** Start RECORDS FOR PROCESSING **

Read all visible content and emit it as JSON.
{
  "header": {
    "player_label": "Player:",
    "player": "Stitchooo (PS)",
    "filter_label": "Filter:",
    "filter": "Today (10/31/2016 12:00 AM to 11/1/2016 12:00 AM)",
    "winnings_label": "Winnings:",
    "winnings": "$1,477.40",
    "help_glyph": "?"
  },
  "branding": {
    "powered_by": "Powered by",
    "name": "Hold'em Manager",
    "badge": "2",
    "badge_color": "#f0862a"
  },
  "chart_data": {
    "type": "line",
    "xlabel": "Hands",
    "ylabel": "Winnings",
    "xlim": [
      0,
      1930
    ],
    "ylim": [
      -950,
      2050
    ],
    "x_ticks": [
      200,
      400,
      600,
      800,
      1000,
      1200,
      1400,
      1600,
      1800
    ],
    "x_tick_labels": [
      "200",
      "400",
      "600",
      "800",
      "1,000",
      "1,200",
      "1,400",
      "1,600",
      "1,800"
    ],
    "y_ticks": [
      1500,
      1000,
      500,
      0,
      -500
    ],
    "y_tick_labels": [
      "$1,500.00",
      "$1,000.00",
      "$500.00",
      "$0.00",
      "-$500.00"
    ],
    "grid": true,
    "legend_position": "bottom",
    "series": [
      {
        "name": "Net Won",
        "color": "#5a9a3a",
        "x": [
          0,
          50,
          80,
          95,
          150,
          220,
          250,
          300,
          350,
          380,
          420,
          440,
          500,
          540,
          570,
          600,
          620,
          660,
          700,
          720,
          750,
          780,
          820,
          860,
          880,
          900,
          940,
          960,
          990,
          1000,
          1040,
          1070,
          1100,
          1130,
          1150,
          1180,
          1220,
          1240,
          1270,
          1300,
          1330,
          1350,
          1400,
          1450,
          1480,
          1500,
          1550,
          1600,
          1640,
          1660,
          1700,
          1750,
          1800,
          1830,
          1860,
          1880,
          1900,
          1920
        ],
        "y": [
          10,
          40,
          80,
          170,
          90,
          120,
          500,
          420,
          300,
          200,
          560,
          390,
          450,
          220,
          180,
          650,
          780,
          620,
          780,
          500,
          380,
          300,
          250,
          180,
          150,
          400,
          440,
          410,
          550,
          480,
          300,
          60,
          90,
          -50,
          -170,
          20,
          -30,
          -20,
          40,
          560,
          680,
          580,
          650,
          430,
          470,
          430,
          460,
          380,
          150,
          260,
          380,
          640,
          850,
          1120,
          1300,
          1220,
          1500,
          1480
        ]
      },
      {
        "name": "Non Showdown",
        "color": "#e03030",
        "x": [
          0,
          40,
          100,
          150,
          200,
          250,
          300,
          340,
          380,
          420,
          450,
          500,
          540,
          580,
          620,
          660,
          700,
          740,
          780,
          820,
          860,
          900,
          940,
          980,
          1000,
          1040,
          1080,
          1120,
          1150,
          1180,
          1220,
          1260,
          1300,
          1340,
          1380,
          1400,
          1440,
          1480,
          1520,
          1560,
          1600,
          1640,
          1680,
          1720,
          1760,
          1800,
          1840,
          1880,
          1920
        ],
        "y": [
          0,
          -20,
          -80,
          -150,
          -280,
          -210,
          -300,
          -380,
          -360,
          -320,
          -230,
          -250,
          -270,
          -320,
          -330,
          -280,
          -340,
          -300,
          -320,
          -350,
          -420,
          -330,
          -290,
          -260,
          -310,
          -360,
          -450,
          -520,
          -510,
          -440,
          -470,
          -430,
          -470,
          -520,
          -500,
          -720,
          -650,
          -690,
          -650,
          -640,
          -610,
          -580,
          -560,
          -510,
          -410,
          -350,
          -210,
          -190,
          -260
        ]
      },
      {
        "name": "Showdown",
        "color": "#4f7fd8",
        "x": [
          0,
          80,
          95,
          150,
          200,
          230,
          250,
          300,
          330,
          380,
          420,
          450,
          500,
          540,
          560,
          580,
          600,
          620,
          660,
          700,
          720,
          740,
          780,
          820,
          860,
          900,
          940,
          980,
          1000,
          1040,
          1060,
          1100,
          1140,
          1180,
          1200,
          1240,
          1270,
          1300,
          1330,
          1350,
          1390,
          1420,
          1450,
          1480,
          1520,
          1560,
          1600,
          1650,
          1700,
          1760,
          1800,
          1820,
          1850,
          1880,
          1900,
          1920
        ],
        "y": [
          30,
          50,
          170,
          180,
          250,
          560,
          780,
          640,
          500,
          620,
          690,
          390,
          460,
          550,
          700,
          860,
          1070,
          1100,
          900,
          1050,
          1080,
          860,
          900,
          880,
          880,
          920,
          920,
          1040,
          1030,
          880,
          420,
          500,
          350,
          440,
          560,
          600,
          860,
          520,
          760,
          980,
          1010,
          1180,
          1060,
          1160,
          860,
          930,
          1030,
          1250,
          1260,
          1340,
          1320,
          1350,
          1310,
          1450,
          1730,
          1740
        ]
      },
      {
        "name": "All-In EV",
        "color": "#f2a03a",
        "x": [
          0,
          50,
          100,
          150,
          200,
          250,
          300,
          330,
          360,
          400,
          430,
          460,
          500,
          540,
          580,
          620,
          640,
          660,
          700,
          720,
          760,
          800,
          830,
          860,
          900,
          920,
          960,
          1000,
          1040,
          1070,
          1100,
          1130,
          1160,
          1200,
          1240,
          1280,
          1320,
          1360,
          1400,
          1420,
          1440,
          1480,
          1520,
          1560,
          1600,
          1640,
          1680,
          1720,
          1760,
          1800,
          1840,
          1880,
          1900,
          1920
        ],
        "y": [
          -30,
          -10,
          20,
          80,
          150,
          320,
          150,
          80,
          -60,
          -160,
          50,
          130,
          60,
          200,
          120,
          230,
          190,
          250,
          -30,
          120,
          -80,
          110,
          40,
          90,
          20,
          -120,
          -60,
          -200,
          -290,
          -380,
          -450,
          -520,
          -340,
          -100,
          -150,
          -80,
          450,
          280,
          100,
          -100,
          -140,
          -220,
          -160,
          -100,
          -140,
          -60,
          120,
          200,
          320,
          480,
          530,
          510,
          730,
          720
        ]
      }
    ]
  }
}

** End RECORDS FOR PROCESSING **

* PROBLEM DETAILS:
In full and verbatim, repeat the records given above.

* WRITTEN SOLUTION:
Read all visible content and emit it as JSON.
{
  "header": {
    "player_label": "Player:",
    "player": "Stitchooo (PS)",
    "filter_label": "Filter:",
    "filter": "Today (10/31/2016 12:00 AM to 11/1/2016 12:00 AM)",
    "winnings_label": "Winnings:",
    "winnings": "$1,477.40",
    "help_glyph": "?"
  },
  "branding": {
    "powered_by": "Powered by",
    "name": "Hold'em Manager",
    "badge": "2",
    "badge_color": "#f0862a"
  },
  "chart_data": {
    "type": "line",
    "xlabel": "Hands",
    "ylabel": "Winnings",
    "xlim": [
      0,
      1930
    ],
    "ylim": [
      -950,
      2050
    ],
    "x_ticks": [
      200,
      400,
      600,
      800,
      1000,
      1200,
      1400,
      1600,
      1800
    ],
    "x_tick_labels": [
      "200",
      "400",
      "600",
      "800",
      "1,000",
      "1,200",
      "1,400",
      "1,600",
      "1,800"
    ],
    "y_ticks": [
      1500,
      1000,
      500,
      0,
      -500
    ],
    "y_tick_labels": [
      "$1,500.00",
      "$1,000.00",
      "$500.00",
      "$0.00",
      "-$500.00"
    ],
    "grid": true,
    "legend_position": "bottom",
    "series": [
      {
        "name": "Net Won",
        "color": "#5a9a3a",
        "x": [
          0,
          50,
          80,
          95,
          150,
          220,
          250,
          300,
          350,
          380,
          420,
          440,
          500,
          540,
          570,
          600,
          620,
          660,
          700,
          720,
          750,
          780,
          820,
          860,
          880,
          900,
          940,
          960,
          990,
          1000,
          1040,
          1070,
          1100,
          1130,
          1150,
          1180,
          1220,
          1240,
          1270,
          1300,
          1330,
          1350,
          1400,
          1450,
          1480,
          1500,
          1550,
          1600,
          1640,
          1660,
          1700,
          1750,
          1800,
          1830,
          1860,
          1880,
          1900,
          1920
        ],
        "y": [
          10,
          40,
          80,
          170,
          90,
          120,
          500,
          420,
          300,
          200,
          560,
          390,
          450,
          220,
          180,
          650,
          780,
          620,
          780,
          500,
          380,
          300,
          250,
          180,
          150,
          400,
          440,
          410,
          550,
          480,
          300,
          60,
          90,
          -50,
          -170,
          20,
          -30,
          -20,
          40,
          560,
          680,
          580,
          650,
          430,
          470,
          430,
          460,
          380,
          150,
          260,
          380,
          640,
          850,
          1120,
          1300,
          1220,
          1500,
          1480
        ]
      },
      {
        "name": "Non Showdown",
        "color": "#e03030",
        "x": [
          0,
          40,
          100,
          150,
          200,
          250,
          300,
          340,
          380,
          420,
          450,
          500,
          540,
          580,
          620,
          660,
          700,
          740,
          780,
          820,
          860,
          900,
          940,
          980,
          1000,
          1040,
          1080,
          1120,
          1150,
          1180,
          1220,
          1260,
          1300,
          1340,
          1380,
          1400,
          1440,
          1480,
          1520,
          1560,
          1600,
          1640,
          1680,
          1720,
          1760,
          1800,
          1840,
          1880,
          1920
        ],
        "y": [
          0,
          -20,
          -80,
          -150,
          -280,
          -210,
          -300,
          -380,
          -360,
          -320,
          -230,
          -250,
          -270,
          -320,
          -330,
          -280,
          -340,
          -300,
          -320,
          -350,
          -420,
          -330,
          -290,
          -260,
          -310,
          -360,
          -450,
          -520,
          -510,
          -440,
          -470,
          -430,
          -470,
          -520,
          -500,
          -720,
          -650,
          -690,
          -650,
          -640,
          -610,
          -580,
          -560,
          -510,
          -410,
          -350,
          -210,
          -190,
          -260
        ]
      },
      {
        "name": "Showdown",
        "color": "#4f7fd8",
        "x": [
          0,
          80,
          95,
          150,
          200,
          230,
          250,
          300,
          330,
          380,
          420,
          450,
          500,
          540,
          560,
          580,
          600,
          620,
          660,
          700,
          720,
          740,
          780,
          820,
          860,
          900,
          940,
          980,
          1000,
          1040,
          1060,
          1100,
          1140,
          1180,
          1200,
          1240,
          1270,
          1300,
          1330,
          1350,
          1390,
          1420,
          1450,
          1480,
          1520,
          1560,
          1600,
          1650,
          1700,
          1760,
          1800,
          1820,
          1850,
          1880,
          1900,
          1920
        ],
        "y": [
          30,
          50,
          170,
          180,
          250,
          560,
          780,
          640,
          500,
          620,
          690,
          390,
          460,
          550,
          700,
          860,
          1070,
          1100,
          900,
          1050,
          1080,
          860,
          900,
          880,
          880,
          920,
          920,
          1040,
          1030,
          880,
          420,
          500,
          350,
          440,
          560,
          600,
          860,
          520,
          760,
          980,
          1010,
          1180,
          1060,
          1160,
          860,
          930,
          1030,
          1250,
          1260,
          1340,
          1320,
          1350,
          1310,
          1450,
          1730,
          1740
        ]
      },
      {
        "name": "All-In EV",
        "color": "#f2a03a",
        "x": [
          0,
          50,
          100,
          150,
          200,
          250,
          300,
          330,
          360,
          400,
          430,
          460,
          500,
          540,
          580,
          620,
          640,
          660,
          700,
          720,
          760,
          800,
          830,
          860,
          900,
          920,
          960,
          1000,
          1040,
          1070,
          1100,
          1130,
          1160,
          1200,
          1240,
          1280,
          1320,
          1360,
          1400,
          1420,
          1440,
          1480,
          1520,
          1560,
          1600,
          1640,
          1680,
          1720,
          1760,
          1800,
          1840,
          1880,
          1900,
          1920
        ],
        "y": [
          -30,
          -10,
          20,
          80,
          150,
          320,
          150,
          80,
          -60,
          -160,
          50,
          130,
          60,
          200,
          120,
          230,
          190,
          250,
          -30,
          120,
          -80,
          110,
          40,
          90,
          20,
          -120,
          -60,
          -200,
          -290,
          -380,
          -450,
          -520,
          -340,
          -100,
          -150,
          -80,
          450,
          280,
          100,
          -100,
          -140,
          -220,
          -160,
          -100,
          -140,
          -60,
          120,
          200,
          320,
          480,
          530,
          510,
          730,
          720
        ]
      }
    ]
  }
}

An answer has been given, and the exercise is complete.